-- Your objective --
Every line that contains "peuvent" counts once; give the total number of such lines, with no other words.

[Dataset items]
───
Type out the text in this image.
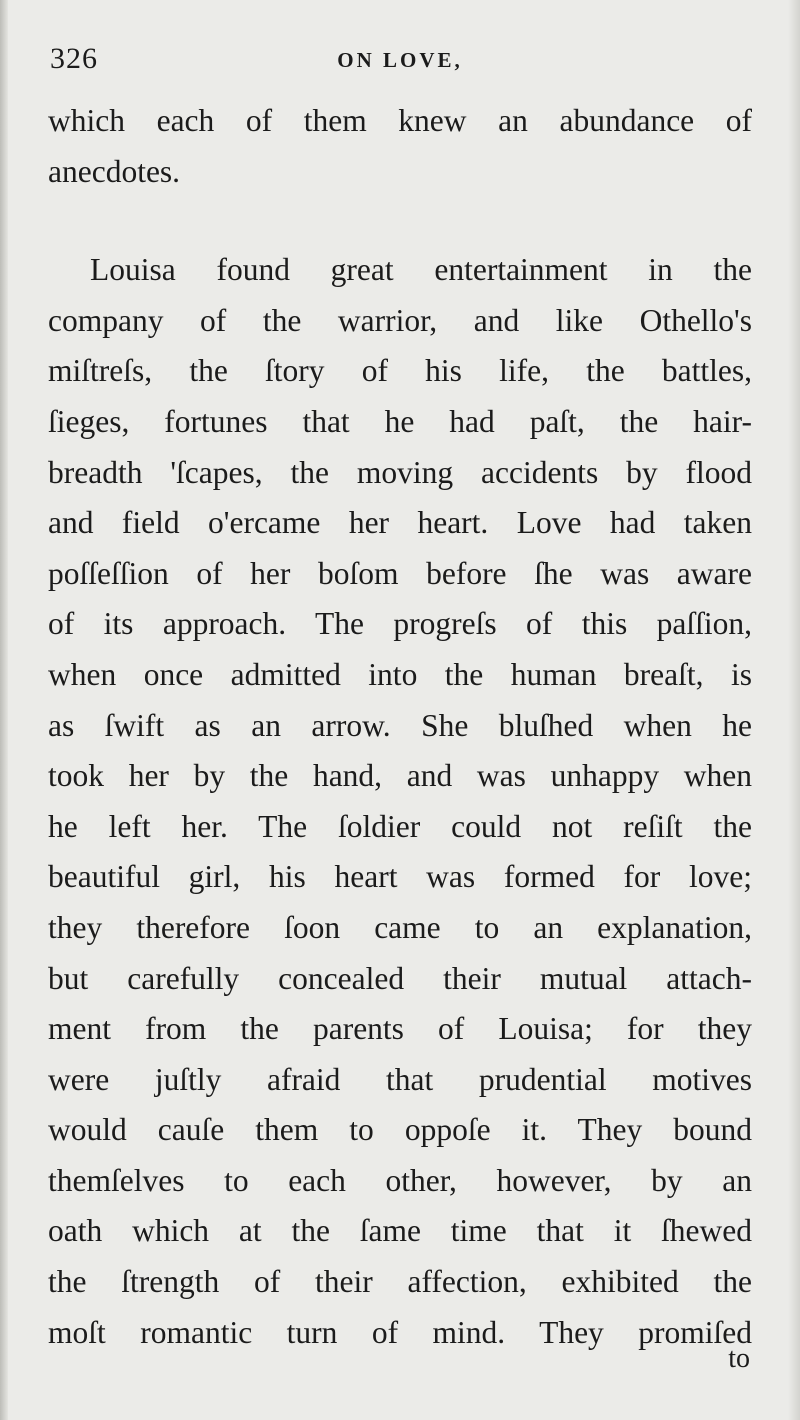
326	ON LOVE,
which each of them knew an abundance of
anecdotes.
Louisa found great entertainment in the
company of the warrior, and like Othello's
miſtreſs, the ſtory of his life, the battles,
ſieges, fortunes that he had paſt, the hair-
breadth 'ſcapes, the moving accidents by flood
and field o'ercame her heart. Love had taken
poſſeſſion of her boſom before ſhe was aware
of its approach. The progreſs of this paſſion,
when once admitted into the human breaſt, is
as ſwift as an arrow. She bluſhed when he
took her by the hand, and was unhappy when
he left her. The ſoldier could not reſiſt the
beautiful girl, his heart was formed for love;
they therefore ſoon came to an explanation,
but carefully concealed their mutual attach-
ment from the parents of Louisa; for they
were juſtly afraid that prudential motives
would cauſe them to oppoſe it. They bound
themſelves to each other, however, by an
oath which at the ſame time that it ſhewed
the ſtrength of their affection, exhibited the
moſt romantic turn of mind. They promiſed
to
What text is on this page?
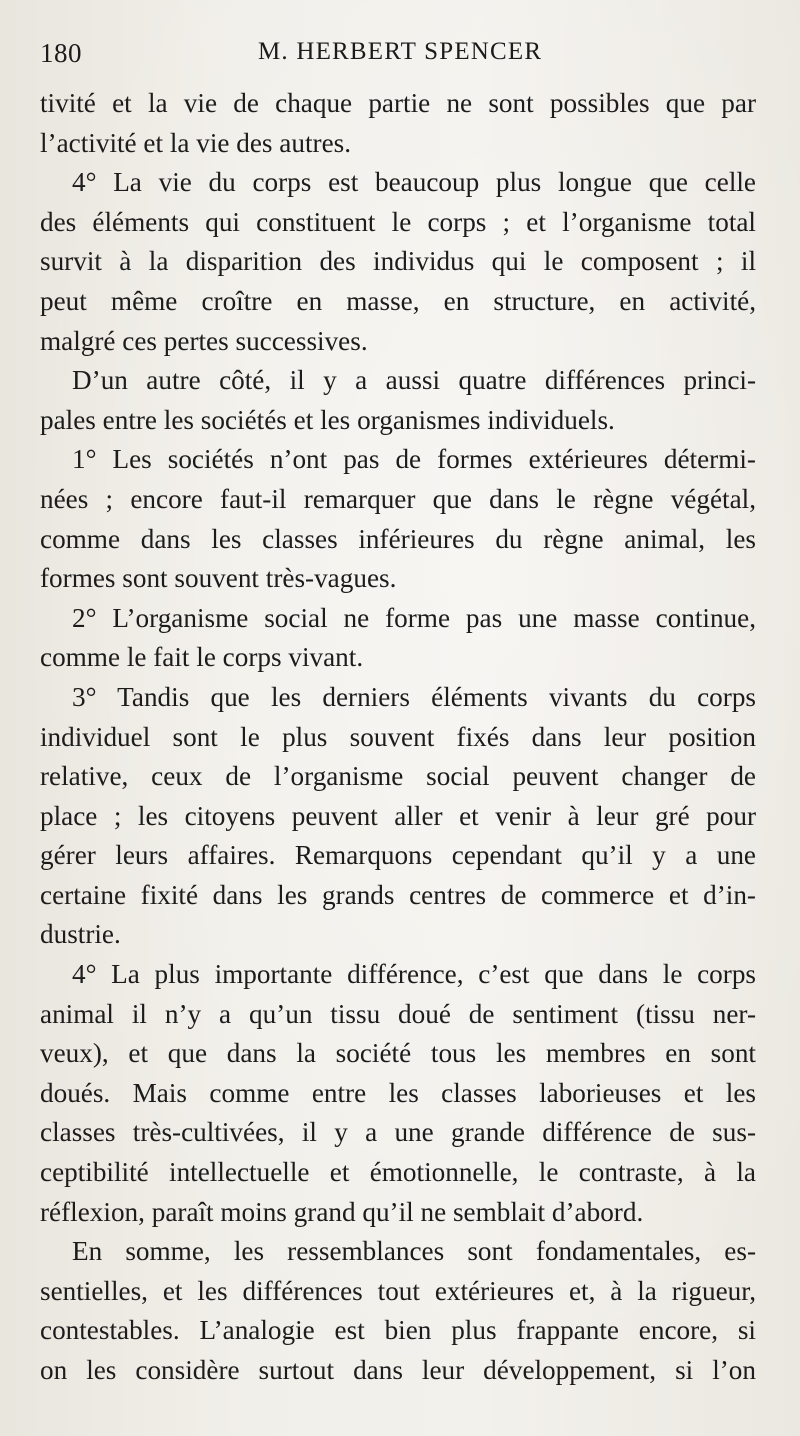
180	M. HERBERT SPENCER
tivité et la vie de chaque partie ne sont possibles que par
l’activité et la vie des autres.
4° La vie du corps est beaucoup plus longue que celle
des éléments qui constituent le corps ; et l’organisme total
survit à la disparition des individus qui le composent ; il
peut même croître en masse, en structure, en activité,
malgré ces pertes successives.
D’un autre côté, il y a aussi quatre différences princi-
pales entre les sociétés et les organismes individuels.
1° Les sociétés n’ont pas de formes extérieures détermi-
nées ; encore faut-il remarquer que dans le règne végétal,
comme dans les classes inférieures du règne animal, les
formes sont souvent très-vagues.
2° L’organisme social ne forme pas une masse continue,
comme le fait le corps vivant.
3° Tandis que les derniers éléments vivants du corps
individuel sont le plus souvent fixés dans leur position
relative, ceux de l’organisme social peuvent changer de
place ; les citoyens peuvent aller et venir à leur gré pour
gérer leurs affaires. Remarquons cependant qu’il y a une
certaine fixité dans les grands centres de commerce et d’in-
dustrie.
4° La plus importante différence, c’est que dans le corps
animal il n’y a qu’un tissu doué de sentiment (tissu ner-
veux), et que dans la société tous les membres en sont
doués. Mais comme entre les classes laborieuses et les
classes très-cultivées, il y a une grande différence de sus-
ceptibilité intellectuelle et émotionnelle, le contraste, à la
réflexion, paraît moins grand qu’il ne semblait d’abord.
En somme, les ressemblances sont fondamentales, es-
sentielles, et les différences tout extérieures et, à la rigueur,
contestables. L’analogie est bien plus frappante encore, si
on les considère surtout dans leur développement, si l’on
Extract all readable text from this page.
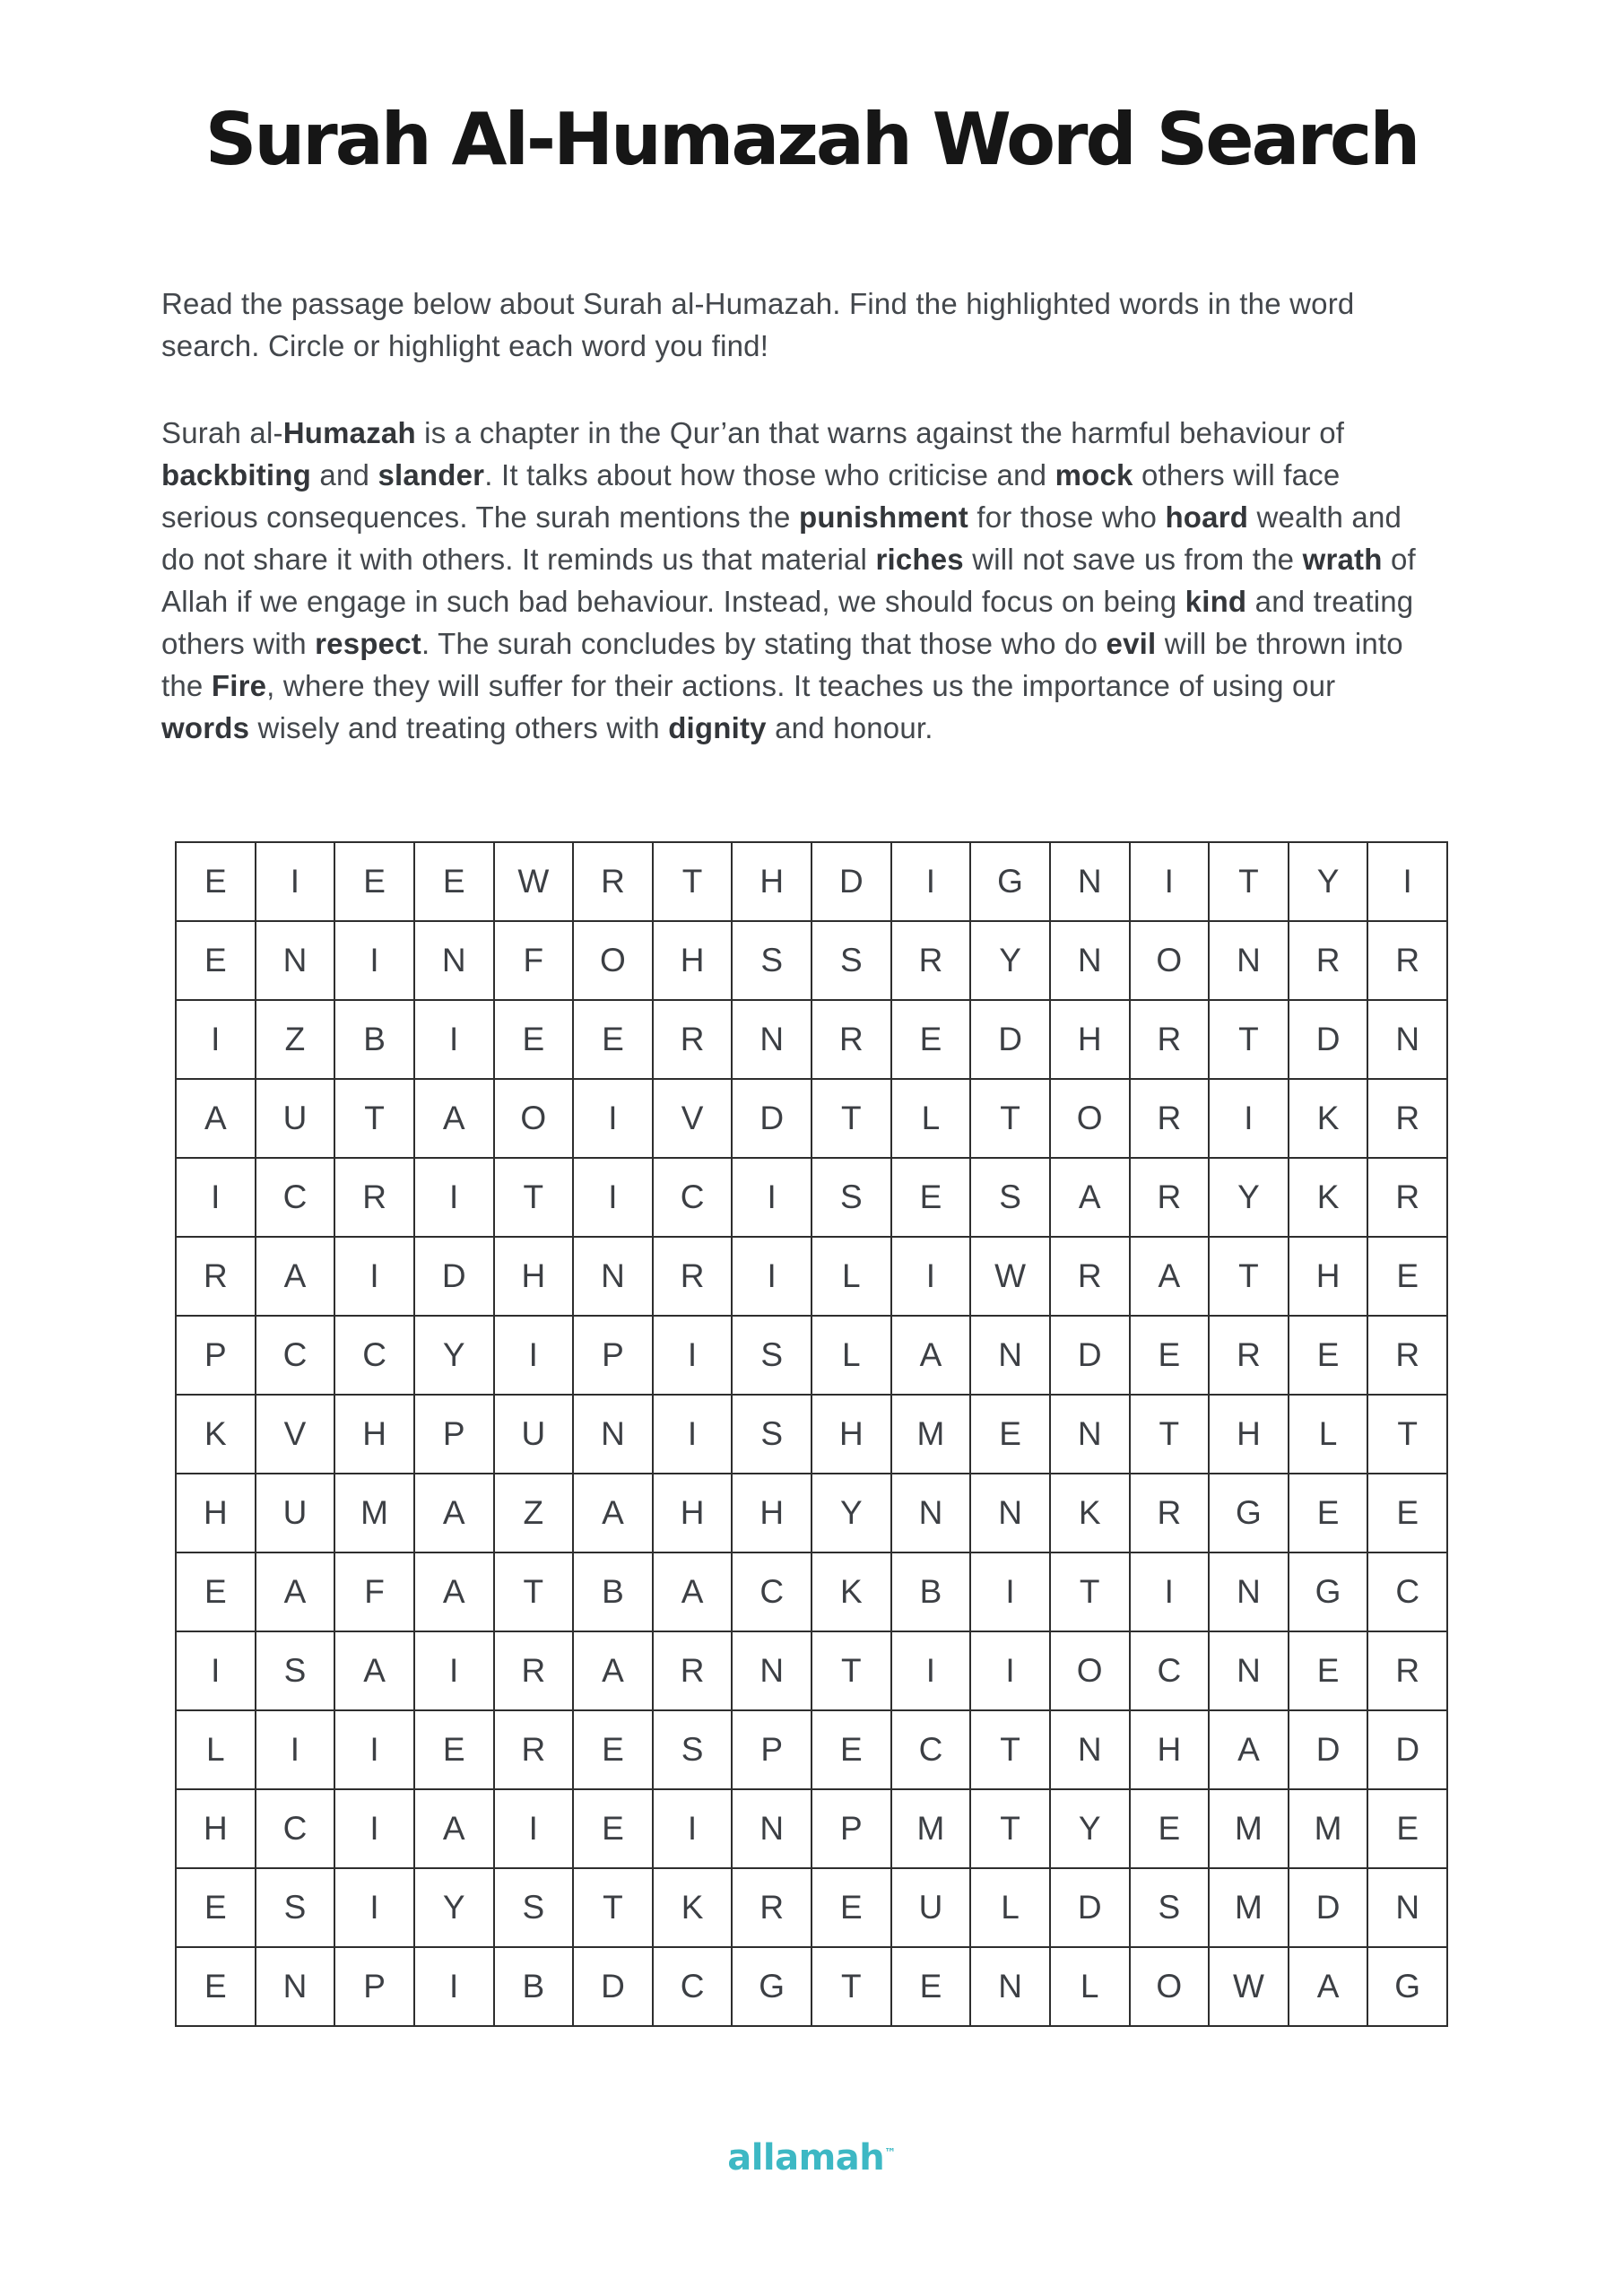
Surah Al-Humazah Word Search

Read the passage below about Surah al-Humazah. Find the highlighted words in the word search. Circle or highlight each word you find!

Surah al-Humazah is a chapter in the Qur’an that warns against the harmful behaviour of backbiting and slander. It talks about how those who criticise and mock others will face serious consequences. The surah mentions the punishment for those who hoard wealth and do not share it with others. It reminds us that material riches will not save us from the wrath of Allah if we engage in such bad behaviour. Instead, we should focus on being kind and treating others with respect. The surah concludes by stating that those who do evil will be thrown into the Fire, where they will suffer for their actions. It teaches us the importance of using our words wisely and treating others with dignity and honour.

E	I	E	E	W	R	T	H	D	I	G	N	I	T	Y	I
E	N	I	N	F	O	H	S	S	R	Y	N	O	N	R	R
I	Z	B	I	E	E	R	N	R	E	D	H	R	T	D	N
A	U	T	A	O	I	V	D	T	L	T	O	R	I	K	R
I	C	R	I	T	I	C	I	S	E	S	A	R	Y	K	R
R	A	I	D	H	N	R	I	L	I	W	R	A	T	H	E
P	C	C	Y	I	P	I	S	L	A	N	D	E	R	E	R
K	V	H	P	U	N	I	S	H	M	E	N	T	H	L	T
H	U	M	A	Z	A	H	H	Y	N	N	K	R	G	E	E
E	A	F	A	T	B	A	C	K	B	I	T	I	N	G	C
I	S	A	I	R	A	R	N	T	I	I	O	C	N	E	R
L	I	I	E	R	E	S	P	E	C	T	N	H	A	D	D
H	C	I	A	I	E	I	N	P	M	T	Y	E	M	M	E
E	S	I	Y	S	T	K	R	E	U	L	D	S	M	D	N
E	N	P	I	B	D	C	G	T	E	N	L	O	W	A	G
allamah™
───
-- Result of this exercise --
2